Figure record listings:
###

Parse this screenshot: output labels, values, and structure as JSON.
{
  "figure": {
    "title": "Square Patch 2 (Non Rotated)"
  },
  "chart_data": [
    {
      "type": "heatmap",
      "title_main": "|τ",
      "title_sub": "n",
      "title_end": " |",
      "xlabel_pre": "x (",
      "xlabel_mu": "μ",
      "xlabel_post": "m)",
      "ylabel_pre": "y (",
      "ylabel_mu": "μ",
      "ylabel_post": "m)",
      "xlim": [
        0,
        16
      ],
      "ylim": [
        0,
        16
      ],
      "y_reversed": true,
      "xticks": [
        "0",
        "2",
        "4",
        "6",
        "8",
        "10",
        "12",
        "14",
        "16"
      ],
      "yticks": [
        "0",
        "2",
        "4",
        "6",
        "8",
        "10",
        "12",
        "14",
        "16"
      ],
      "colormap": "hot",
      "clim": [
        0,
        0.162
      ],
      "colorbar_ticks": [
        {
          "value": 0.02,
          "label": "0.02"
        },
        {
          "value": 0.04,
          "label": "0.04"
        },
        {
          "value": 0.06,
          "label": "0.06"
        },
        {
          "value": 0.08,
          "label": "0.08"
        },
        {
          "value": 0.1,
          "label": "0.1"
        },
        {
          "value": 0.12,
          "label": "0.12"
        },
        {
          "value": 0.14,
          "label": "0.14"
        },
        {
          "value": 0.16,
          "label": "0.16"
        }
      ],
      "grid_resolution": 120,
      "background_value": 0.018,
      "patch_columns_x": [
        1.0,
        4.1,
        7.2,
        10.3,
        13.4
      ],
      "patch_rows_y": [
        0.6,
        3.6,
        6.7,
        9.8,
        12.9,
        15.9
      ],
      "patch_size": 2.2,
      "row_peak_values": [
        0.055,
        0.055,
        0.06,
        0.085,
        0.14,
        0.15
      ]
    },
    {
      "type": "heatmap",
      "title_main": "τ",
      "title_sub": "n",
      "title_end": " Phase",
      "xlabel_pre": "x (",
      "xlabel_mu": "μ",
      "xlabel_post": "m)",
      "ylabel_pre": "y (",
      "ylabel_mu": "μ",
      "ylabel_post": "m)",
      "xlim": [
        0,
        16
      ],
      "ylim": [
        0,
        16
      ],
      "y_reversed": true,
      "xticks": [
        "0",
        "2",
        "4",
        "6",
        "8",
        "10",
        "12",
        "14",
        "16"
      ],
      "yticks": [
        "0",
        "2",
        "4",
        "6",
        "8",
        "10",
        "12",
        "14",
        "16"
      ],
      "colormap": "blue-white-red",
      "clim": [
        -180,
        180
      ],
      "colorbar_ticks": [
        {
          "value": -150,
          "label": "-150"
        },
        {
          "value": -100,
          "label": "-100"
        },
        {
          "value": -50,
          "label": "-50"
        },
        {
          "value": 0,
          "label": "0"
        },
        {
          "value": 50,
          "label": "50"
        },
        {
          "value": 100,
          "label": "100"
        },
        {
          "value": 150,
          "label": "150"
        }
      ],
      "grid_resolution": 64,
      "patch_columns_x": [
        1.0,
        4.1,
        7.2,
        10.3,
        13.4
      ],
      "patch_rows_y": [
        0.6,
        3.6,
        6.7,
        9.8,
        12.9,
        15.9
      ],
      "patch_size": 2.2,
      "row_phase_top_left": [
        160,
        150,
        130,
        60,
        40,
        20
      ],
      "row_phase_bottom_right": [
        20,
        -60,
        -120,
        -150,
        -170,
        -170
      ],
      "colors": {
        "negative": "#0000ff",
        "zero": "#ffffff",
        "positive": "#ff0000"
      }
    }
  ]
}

###

Challenge >> Retype all the material above precisely, with no line left out.

Written solution >>
Parse this screenshot: output labels, values, and structure as JSON.
{
  "figure": {
    "title": "Square Patch 2 (Non Rotated)"
  },
  "chart_data": [
    {
      "type": "heatmap",
      "title_main": "|τ",
      "title_sub": "n",
      "title_end": " |",
      "xlabel_pre": "x (",
      "xlabel_mu": "μ",
      "xlabel_post": "m)",
      "ylabel_pre": "y (",
      "ylabel_mu": "μ",
      "ylabel_post": "m)",
      "xlim": [
        0,
        16
      ],
      "ylim": [
        0,
        16
      ],
      "y_reversed": true,
      "xticks": [
        "0",
        "2",
        "4",
        "6",
        "8",
        "10",
        "12",
        "14",
        "16"
      ],
      "yticks": [
        "0",
        "2",
        "4",
        "6",
        "8",
        "10",
        "12",
        "14",
        "16"
      ],
      "colormap": "hot",
      "clim": [
        0,
        0.162
      ],
      "colorbar_ticks": [
        {
          "value": 0.02,
          "label": "0.02"
        },
        {
          "value": 0.04,
          "label": "0.04"
        },
        {
          "value": 0.06,
          "label": "0.06"
        },
        {
          "value": 0.08,
          "label": "0.08"
        },
        {
          "value": 0.1,
          "label": "0.1"
        },
        {
          "value": 0.12,
          "label": "0.12"
        },
        {
          "value": 0.14,
          "label": "0.14"
        },
        {
          "value": 0.16,
          "label": "0.16"
        }
      ],
      "grid_resolution": 120,
      "background_value": 0.018,
      "patch_columns_x": [
        1.0,
        4.1,
        7.2,
        10.3,
        13.4
      ],
      "patch_rows_y": [
        0.6,
        3.6,
        6.7,
        9.8,
        12.9,
        15.9
      ],
      "patch_size": 2.2,
      "row_peak_values": [
        0.055,
        0.055,
        0.06,
        0.085,
        0.14,
        0.15
      ]
    },
    {
      "type": "heatmap",
      "title_main": "τ",
      "title_sub": "n",
      "title_end": " Phase",
      "xlabel_pre": "x (",
      "xlabel_mu": "μ",
      "xlabel_post": "m)",
      "ylabel_pre": "y (",
      "ylabel_mu": "μ",
      "ylabel_post": "m)",
      "xlim": [
        0,
        16
      ],
      "ylim": [
        0,
        16
      ],
      "y_reversed": true,
      "xticks": [
        "0",
        "2",
        "4",
        "6",
        "8",
        "10",
        "12",
        "14",
        "16"
      ],
      "yticks": [
        "0",
        "2",
        "4",
        "6",
        "8",
        "10",
        "12",
        "14",
        "16"
      ],
      "colormap": "blue-white-red",
      "clim": [
        -180,
        180
      ],
      "colorbar_ticks": [
        {
          "value": -150,
          "label": "-150"
        },
        {
          "value": -100,
          "label": "-100"
        },
        {
          "value": -50,
          "label": "-50"
        },
        {
          "value": 0,
          "label": "0"
        },
        {
          "value": 50,
          "label": "50"
        },
        {
          "value": 100,
          "label": "100"
        },
        {
          "value": 150,
          "label": "150"
        }
      ],
      "grid_resolution": 64,
      "patch_columns_x": [
        1.0,
        4.1,
        7.2,
        10.3,
        13.4
      ],
      "patch_rows_y": [
        0.6,
        3.6,
        6.7,
        9.8,
        12.9,
        15.9
      ],
      "patch_size": 2.2,
      "row_phase_top_left": [
        160,
        150,
        130,
        60,
        40,
        20
      ],
      "row_phase_bottom_right": [
        20,
        -60,
        -120,
        -150,
        -170,
        -170
      ],
      "colors": {
        "negative": "#0000ff",
        "zero": "#ffffff",
        "positive": "#ff0000"
      }
    }
  ]
}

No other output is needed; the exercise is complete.